__Data extracted from a collection__.
=====
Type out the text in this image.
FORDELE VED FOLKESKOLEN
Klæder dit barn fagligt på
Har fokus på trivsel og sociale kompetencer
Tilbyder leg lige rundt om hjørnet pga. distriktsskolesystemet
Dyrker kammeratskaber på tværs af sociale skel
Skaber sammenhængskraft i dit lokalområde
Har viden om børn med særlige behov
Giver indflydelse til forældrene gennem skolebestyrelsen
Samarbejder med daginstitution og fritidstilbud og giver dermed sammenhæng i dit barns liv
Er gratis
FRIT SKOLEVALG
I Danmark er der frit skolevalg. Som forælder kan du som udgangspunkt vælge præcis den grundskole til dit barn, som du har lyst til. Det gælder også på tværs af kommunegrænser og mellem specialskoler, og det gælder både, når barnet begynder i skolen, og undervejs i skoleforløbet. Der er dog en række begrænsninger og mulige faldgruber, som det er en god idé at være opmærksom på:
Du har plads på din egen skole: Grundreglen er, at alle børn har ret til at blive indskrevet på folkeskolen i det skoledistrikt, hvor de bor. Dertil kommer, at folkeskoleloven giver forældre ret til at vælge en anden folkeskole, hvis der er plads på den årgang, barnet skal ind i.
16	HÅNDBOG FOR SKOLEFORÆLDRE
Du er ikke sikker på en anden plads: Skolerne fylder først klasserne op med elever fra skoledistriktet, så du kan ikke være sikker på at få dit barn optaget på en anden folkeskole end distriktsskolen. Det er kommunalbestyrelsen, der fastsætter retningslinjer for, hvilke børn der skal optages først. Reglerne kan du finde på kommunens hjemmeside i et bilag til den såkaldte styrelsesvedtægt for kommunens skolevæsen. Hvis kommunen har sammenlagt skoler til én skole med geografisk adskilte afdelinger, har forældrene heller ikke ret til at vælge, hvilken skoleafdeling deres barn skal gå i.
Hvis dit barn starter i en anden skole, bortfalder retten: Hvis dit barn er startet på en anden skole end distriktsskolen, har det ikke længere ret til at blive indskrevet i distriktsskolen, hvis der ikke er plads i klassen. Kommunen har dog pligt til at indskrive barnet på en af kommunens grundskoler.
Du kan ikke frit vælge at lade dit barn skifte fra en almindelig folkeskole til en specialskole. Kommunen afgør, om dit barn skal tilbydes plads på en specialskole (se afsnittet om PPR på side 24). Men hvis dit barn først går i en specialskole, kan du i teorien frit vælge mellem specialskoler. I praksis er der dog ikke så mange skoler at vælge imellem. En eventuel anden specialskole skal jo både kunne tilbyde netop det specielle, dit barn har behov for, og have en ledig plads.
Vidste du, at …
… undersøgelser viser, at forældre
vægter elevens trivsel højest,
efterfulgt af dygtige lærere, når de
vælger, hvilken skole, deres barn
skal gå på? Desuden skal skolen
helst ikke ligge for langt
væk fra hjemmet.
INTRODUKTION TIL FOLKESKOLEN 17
=====
__TASK STATEMENT__. Scan the material above for the word "trivsel". Copy each line where it occurs.

__RESPONSE__.
Har fokus på trivsel og sociale kompetencer
vægter elevens trivsel højest,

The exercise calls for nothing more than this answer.